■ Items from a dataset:
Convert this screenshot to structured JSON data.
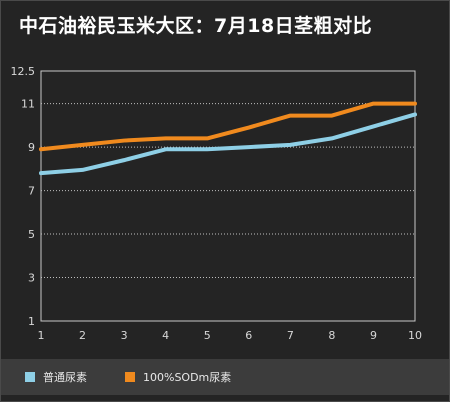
{
  "chart_data": {
    "type": "line",
    "title": "中石油裕民玉米大区：7月18日茎粗对比",
    "x": [
      1,
      2,
      3,
      4,
      5,
      6,
      7,
      8,
      9,
      10
    ],
    "series": [
      {
        "name": "普通尿素",
        "color": "#8ecfe6",
        "values": [
          7.8,
          7.95,
          8.4,
          8.9,
          8.9,
          9.0,
          9.1,
          9.4,
          9.95,
          10.5
        ]
      },
      {
        "name": "100%SODm尿素",
        "color": "#f08a1e",
        "values": [
          8.9,
          9.1,
          9.3,
          9.4,
          9.4,
          9.9,
          10.45,
          10.45,
          11.0,
          11.0
        ]
      }
    ],
    "yticks": [
      "1",
      "3",
      "5",
      "7",
      "9",
      "11",
      "12.5"
    ],
    "xticks": [
      "1",
      "2",
      "3",
      "4",
      "5",
      "6",
      "7",
      "8",
      "9",
      "10"
    ],
    "ylim": [
      1,
      12.5
    ],
    "xlabel": "",
    "ylabel": "",
    "grid": true,
    "legend": "bottom"
  },
  "colors": {
    "background": "#242424",
    "legend_bar": "#3c3c3c",
    "axis": "#c8c8c8",
    "grid": "#bfbfbf"
  }
}
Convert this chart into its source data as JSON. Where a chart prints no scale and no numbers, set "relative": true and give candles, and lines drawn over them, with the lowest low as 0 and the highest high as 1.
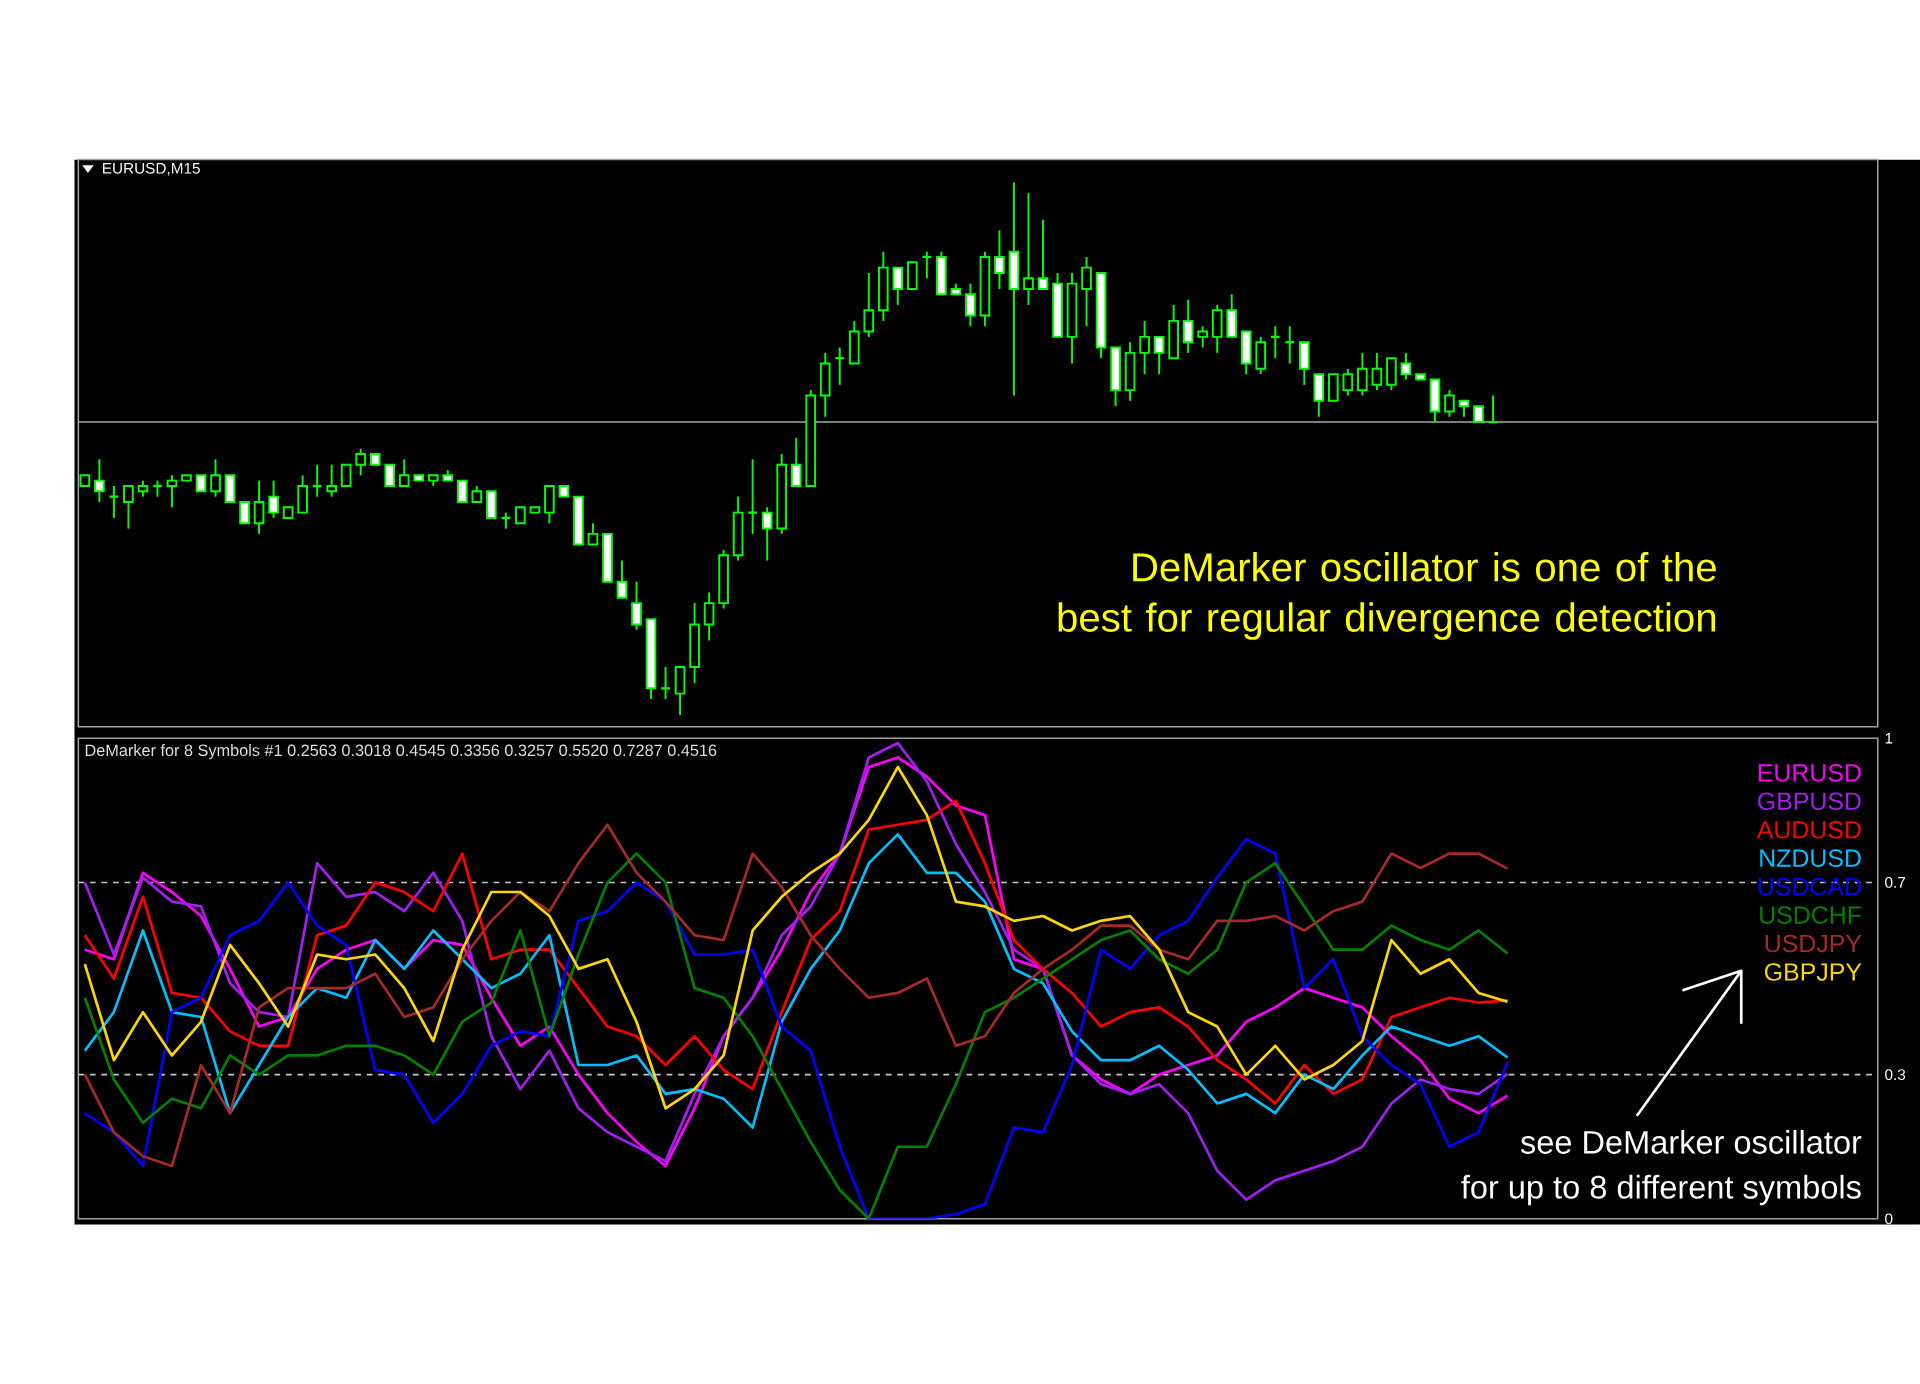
{
  "chart_data": [
    {
      "type": "candlestick",
      "title": "EURUSD,M15",
      "relative": true,
      "color": "#00ff00",
      "categories": [
        null,
        null,
        null,
        null,
        null,
        null,
        null,
        null,
        null,
        null,
        null,
        null,
        null,
        null,
        null,
        null,
        null,
        null,
        null,
        null,
        null,
        null,
        null,
        null,
        null,
        null,
        null,
        null,
        null,
        null,
        null,
        null,
        null,
        null,
        null,
        null,
        null,
        null,
        null,
        null,
        null,
        null,
        null,
        null,
        null,
        null,
        null,
        null,
        null,
        null,
        null,
        null,
        null,
        null,
        null,
        null,
        null,
        null,
        null,
        null,
        null,
        null,
        null,
        null,
        null,
        null,
        null,
        null,
        null,
        null,
        null,
        null,
        null,
        null,
        null,
        null,
        null,
        null,
        null,
        null,
        null,
        null,
        null,
        null,
        null,
        null,
        null,
        null,
        null,
        null,
        null,
        null,
        null,
        null,
        null,
        null,
        null,
        null
      ],
      "ohlc": [
        [
          0.43,
          0.45,
          0.43,
          0.45
        ],
        [
          0.44,
          0.48,
          0.4,
          0.42
        ],
        [
          0.41,
          0.43,
          0.37,
          0.41
        ],
        [
          0.4,
          0.43,
          0.35,
          0.43
        ],
        [
          0.42,
          0.44,
          0.41,
          0.43
        ],
        [
          0.43,
          0.44,
          0.41,
          0.43
        ],
        [
          0.43,
          0.45,
          0.39,
          0.44
        ],
        [
          0.44,
          0.45,
          0.44,
          0.45
        ],
        [
          0.45,
          0.45,
          0.42,
          0.42
        ],
        [
          0.42,
          0.48,
          0.41,
          0.45
        ],
        [
          0.45,
          0.45,
          0.4,
          0.4
        ],
        [
          0.4,
          0.4,
          0.36,
          0.36
        ],
        [
          0.36,
          0.44,
          0.34,
          0.4
        ],
        [
          0.41,
          0.44,
          0.37,
          0.38
        ],
        [
          0.37,
          0.39,
          0.37,
          0.39
        ],
        [
          0.38,
          0.45,
          0.38,
          0.43
        ],
        [
          0.43,
          0.47,
          0.41,
          0.43
        ],
        [
          0.42,
          0.47,
          0.41,
          0.43
        ],
        [
          0.43,
          0.47,
          0.43,
          0.47
        ],
        [
          0.47,
          0.5,
          0.45,
          0.49
        ],
        [
          0.49,
          0.49,
          0.47,
          0.47
        ],
        [
          0.47,
          0.47,
          0.43,
          0.43
        ],
        [
          0.43,
          0.48,
          0.43,
          0.45
        ],
        [
          0.45,
          0.45,
          0.44,
          0.44
        ],
        [
          0.44,
          0.45,
          0.43,
          0.45
        ],
        [
          0.45,
          0.46,
          0.44,
          0.44
        ],
        [
          0.44,
          0.44,
          0.4,
          0.4
        ],
        [
          0.4,
          0.43,
          0.4,
          0.42
        ],
        [
          0.42,
          0.42,
          0.37,
          0.37
        ],
        [
          0.37,
          0.38,
          0.35,
          0.37
        ],
        [
          0.36,
          0.39,
          0.36,
          0.39
        ],
        [
          0.38,
          0.39,
          0.38,
          0.39
        ],
        [
          0.38,
          0.43,
          0.36,
          0.43
        ],
        [
          0.43,
          0.43,
          0.41,
          0.41
        ],
        [
          0.41,
          0.41,
          0.32,
          0.32
        ],
        [
          0.32,
          0.36,
          0.32,
          0.34
        ],
        [
          0.34,
          0.34,
          0.25,
          0.25
        ],
        [
          0.25,
          0.29,
          0.22,
          0.22
        ],
        [
          0.21,
          0.25,
          0.16,
          0.17
        ],
        [
          0.18,
          0.18,
          0.03,
          0.05
        ],
        [
          0.05,
          0.09,
          0.03,
          0.05
        ],
        [
          0.04,
          0.09,
          0,
          0.09
        ],
        [
          0.09,
          0.21,
          0.06,
          0.17
        ],
        [
          0.17,
          0.23,
          0.14,
          0.21
        ],
        [
          0.21,
          0.31,
          0.2,
          0.3
        ],
        [
          0.3,
          0.41,
          0.29,
          0.38
        ],
        [
          0.38,
          0.48,
          0.34,
          0.38
        ],
        [
          0.38,
          0.39,
          0.29,
          0.35
        ],
        [
          0.35,
          0.49,
          0.34,
          0.47
        ],
        [
          0.47,
          0.52,
          0.43,
          0.43
        ],
        [
          0.43,
          0.61,
          0.43,
          0.6
        ],
        [
          0.6,
          0.68,
          0.56,
          0.66
        ],
        [
          0.67,
          0.69,
          0.62,
          0.67
        ],
        [
          0.66,
          0.74,
          0.66,
          0.72
        ],
        [
          0.72,
          0.83,
          0.71,
          0.76
        ],
        [
          0.76,
          0.87,
          0.74,
          0.84
        ],
        [
          0.84,
          0.84,
          0.77,
          0.8
        ],
        [
          0.8,
          0.85,
          0.8,
          0.85
        ],
        [
          0.86,
          0.87,
          0.82,
          0.86
        ],
        [
          0.86,
          0.87,
          0.79,
          0.79
        ],
        [
          0.8,
          0.81,
          0.79,
          0.79
        ],
        [
          0.79,
          0.81,
          0.73,
          0.75
        ],
        [
          0.75,
          0.87,
          0.73,
          0.86
        ],
        [
          0.86,
          0.91,
          0.8,
          0.83
        ],
        [
          0.87,
          1,
          0.6,
          0.8
        ],
        [
          0.8,
          0.98,
          0.77,
          0.82
        ],
        [
          0.82,
          0.93,
          0.8,
          0.8
        ],
        [
          0.81,
          0.83,
          0.71,
          0.71
        ],
        [
          0.71,
          0.83,
          0.66,
          0.81
        ],
        [
          0.8,
          0.86,
          0.73,
          0.84
        ],
        [
          0.83,
          0.83,
          0.67,
          0.69
        ],
        [
          0.69,
          0.69,
          0.58,
          0.61
        ],
        [
          0.61,
          0.7,
          0.59,
          0.68
        ],
        [
          0.68,
          0.74,
          0.64,
          0.71
        ],
        [
          0.71,
          0.71,
          0.64,
          0.68
        ],
        [
          0.67,
          0.77,
          0.67,
          0.74
        ],
        [
          0.74,
          0.78,
          0.68,
          0.7
        ],
        [
          0.71,
          0.73,
          0.69,
          0.72
        ],
        [
          0.71,
          0.77,
          0.68,
          0.76
        ],
        [
          0.76,
          0.79,
          0.71,
          0.71
        ],
        [
          0.72,
          0.72,
          0.64,
          0.66
        ],
        [
          0.65,
          0.71,
          0.64,
          0.7
        ],
        [
          0.71,
          0.73,
          0.67,
          0.71
        ],
        [
          0.7,
          0.73,
          0.66,
          0.7
        ],
        [
          0.7,
          0.7,
          0.62,
          0.65
        ],
        [
          0.64,
          0.64,
          0.56,
          0.59
        ],
        [
          0.59,
          0.64,
          0.59,
          0.64
        ],
        [
          0.61,
          0.65,
          0.6,
          0.64
        ],
        [
          0.61,
          0.68,
          0.6,
          0.65
        ],
        [
          0.62,
          0.68,
          0.61,
          0.65
        ],
        [
          0.62,
          0.67,
          0.61,
          0.67
        ],
        [
          0.66,
          0.68,
          0.63,
          0.64
        ],
        [
          0.64,
          0.64,
          0.63,
          0.63
        ],
        [
          0.63,
          0.63,
          0.55,
          0.57
        ],
        [
          0.57,
          0.61,
          0.56,
          0.6
        ],
        [
          0.59,
          0.59,
          0.56,
          0.58
        ],
        [
          0.58,
          0.58,
          0.55,
          0.55
        ],
        [
          0.55,
          0.6,
          0.55,
          0.55
        ]
      ],
      "ref_lines": [
        {
          "axis": "y",
          "value": 0.55,
          "color": "#a0a8b0"
        }
      ],
      "annotations": [
        "DeMarker oscillator is one of the best for regular divergence detection"
      ]
    },
    {
      "type": "line",
      "title": "DeMarker for 8 Symbols #1 0.2563 0.3018 0.4545 0.3356 0.3257 0.5520 0.7287 0.4516",
      "categories": [
        null,
        null,
        null,
        null,
        null,
        null,
        null,
        null,
        null,
        null,
        null,
        null,
        null,
        null,
        null,
        null,
        null,
        null,
        null,
        null,
        null,
        null,
        null,
        null,
        null,
        null,
        null,
        null,
        null,
        null,
        null,
        null,
        null,
        null,
        null,
        null,
        null,
        null,
        null,
        null,
        null,
        null,
        null,
        null,
        null,
        null,
        null,
        null,
        null,
        null
      ],
      "ylim": [
        0,
        1
      ],
      "yticks": [
        0,
        0.3,
        0.7,
        1
      ],
      "tick_labels": "y",
      "legend": "top right",
      "ref_lines": [
        {
          "axis": "y",
          "value": 0.3,
          "color": "#c8c8c8",
          "line_style": "dashed"
        },
        {
          "axis": "y",
          "value": 0.7,
          "color": "#c8c8c8",
          "line_style": "dashed"
        }
      ],
      "annotations": [
        "see DeMarker oscillator",
        "for up to 8 different symbols"
      ],
      "series": [
        {
          "name": "EURUSD",
          "color": "#ff00ff",
          "values": [
            0.56,
            0.54,
            0.72,
            0.68,
            0.63,
            0.52,
            0.4,
            0.42,
            0.52,
            0.56,
            0.58,
            0.52,
            0.58,
            0.57,
            0.46,
            0.36,
            0.4,
            0.3,
            0.22,
            0.16,
            0.11,
            0.23,
            0.38,
            0.46,
            0.56,
            0.68,
            0.76,
            0.94,
            0.96,
            0.92,
            0.86,
            0.84,
            0.54,
            0.52,
            0.34,
            0.29,
            0.26,
            0.3,
            0.32,
            0.34,
            0.41,
            0.44,
            0.48,
            0.46,
            0.44,
            0.38,
            0.33,
            0.25,
            0.22,
            0.2563
          ]
        },
        {
          "name": "GBPUSD",
          "color": "#a020f0",
          "values": [
            0.7,
            0.55,
            0.71,
            0.66,
            0.65,
            0.49,
            0.43,
            0.42,
            0.74,
            0.67,
            0.68,
            0.64,
            0.72,
            0.62,
            0.38,
            0.27,
            0.35,
            0.23,
            0.18,
            0.15,
            0.12,
            0.26,
            0.38,
            0.46,
            0.59,
            0.65,
            0.76,
            0.96,
            0.99,
            0.91,
            0.78,
            0.68,
            0.56,
            0.52,
            0.34,
            0.28,
            0.26,
            0.28,
            0.22,
            0.1,
            0.04,
            0.08,
            0.1,
            0.12,
            0.15,
            0.24,
            0.29,
            0.27,
            0.26,
            0.3018
          ]
        },
        {
          "name": "AUDUSD",
          "color": "#ff0000",
          "values": [
            0.59,
            0.5,
            0.67,
            0.47,
            0.46,
            0.39,
            0.36,
            0.36,
            0.59,
            0.61,
            0.7,
            0.68,
            0.64,
            0.76,
            0.54,
            0.56,
            0.56,
            0.48,
            0.4,
            0.38,
            0.32,
            0.38,
            0.31,
            0.27,
            0.43,
            0.58,
            0.64,
            0.81,
            0.82,
            0.83,
            0.87,
            0.74,
            0.58,
            0.52,
            0.47,
            0.4,
            0.43,
            0.44,
            0.4,
            0.33,
            0.29,
            0.24,
            0.32,
            0.26,
            0.29,
            0.42,
            0.44,
            0.46,
            0.45,
            0.4545
          ]
        },
        {
          "name": "NZDUSD",
          "color": "#00bfff",
          "values": [
            0.35,
            0.43,
            0.6,
            0.43,
            0.42,
            0.22,
            0.32,
            0.42,
            0.48,
            0.46,
            0.58,
            0.52,
            0.6,
            0.54,
            0.48,
            0.51,
            0.59,
            0.32,
            0.32,
            0.34,
            0.26,
            0.27,
            0.25,
            0.19,
            0.41,
            0.52,
            0.6,
            0.74,
            0.8,
            0.72,
            0.72,
            0.66,
            0.52,
            0.49,
            0.39,
            0.33,
            0.33,
            0.36,
            0.31,
            0.24,
            0.26,
            0.22,
            0.3,
            0.27,
            0.34,
            0.4,
            0.38,
            0.36,
            0.38,
            0.3356
          ]
        },
        {
          "name": "USDCAD",
          "color": "#0000ff",
          "values": [
            0.22,
            0.18,
            0.11,
            0.43,
            0.46,
            0.59,
            0.62,
            0.7,
            0.61,
            0.57,
            0.31,
            0.3,
            0.2,
            0.26,
            0.36,
            0.39,
            0.38,
            0.62,
            0.64,
            0.7,
            0.66,
            0.55,
            0.55,
            0.56,
            0.4,
            0.35,
            0.15,
            0,
            0,
            0,
            0.01,
            0.03,
            0.19,
            0.18,
            0.32,
            0.56,
            0.52,
            0.59,
            0.62,
            0.71,
            0.79,
            0.76,
            0.48,
            0.54,
            0.38,
            0.32,
            0.28,
            0.15,
            0.18,
            0.3257
          ]
        },
        {
          "name": "USDCHF",
          "color": "#008000",
          "values": [
            0.46,
            0.29,
            0.2,
            0.25,
            0.23,
            0.34,
            0.3,
            0.34,
            0.34,
            0.36,
            0.36,
            0.34,
            0.3,
            0.41,
            0.45,
            0.6,
            0.38,
            0.55,
            0.7,
            0.76,
            0.7,
            0.48,
            0.46,
            0.38,
            0.27,
            0.16,
            0.06,
            0,
            0.15,
            0.15,
            0.28,
            0.43,
            0.46,
            0.5,
            0.54,
            0.58,
            0.6,
            0.54,
            0.51,
            0.56,
            0.7,
            0.74,
            0.65,
            0.56,
            0.56,
            0.61,
            0.58,
            0.56,
            0.6,
            0.552
          ]
        },
        {
          "name": "USDJPY",
          "color": "#a52a2a",
          "values": [
            0.3,
            0.18,
            0.13,
            0.11,
            0.32,
            0.22,
            0.44,
            0.48,
            0.48,
            0.48,
            0.51,
            0.42,
            0.44,
            0.54,
            0.62,
            0.68,
            0.64,
            0.74,
            0.82,
            0.72,
            0.66,
            0.59,
            0.58,
            0.76,
            0.69,
            0.59,
            0.52,
            0.46,
            0.47,
            0.5,
            0.36,
            0.38,
            0.47,
            0.52,
            0.56,
            0.61,
            0.61,
            0.56,
            0.54,
            0.62,
            0.62,
            0.63,
            0.6,
            0.64,
            0.66,
            0.76,
            0.73,
            0.76,
            0.76,
            0.7287
          ]
        },
        {
          "name": "GBPJPY",
          "color": "#ffd700",
          "values": [
            0.53,
            0.33,
            0.43,
            0.34,
            0.41,
            0.57,
            0.49,
            0.4,
            0.55,
            0.54,
            0.55,
            0.48,
            0.37,
            0.56,
            0.68,
            0.68,
            0.63,
            0.52,
            0.54,
            0.41,
            0.23,
            0.27,
            0.34,
            0.6,
            0.67,
            0.72,
            0.76,
            0.83,
            0.94,
            0.84,
            0.66,
            0.65,
            0.62,
            0.63,
            0.6,
            0.62,
            0.63,
            0.56,
            0.43,
            0.4,
            0.3,
            0.36,
            0.29,
            0.32,
            0.37,
            0.58,
            0.51,
            0.54,
            0.47,
            0.4516
          ]
        }
      ]
    }
  ]
}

■ EXERCISE GOAL: Wherever "name" shows up in a line, copy that line.

■ FINISHED ANSWER:
        "name": "普通尿素",
        "name": "100%SODm尿素",
          "name": "EURUSD",
          "name": "GBPUSD",
          "name": "AUDUSD",
          "name": "NZDUSD",
          "name": "USDCAD",
          "name": "USDCHF",
          "name": "USDJPY",
          "name": "GBPJPY",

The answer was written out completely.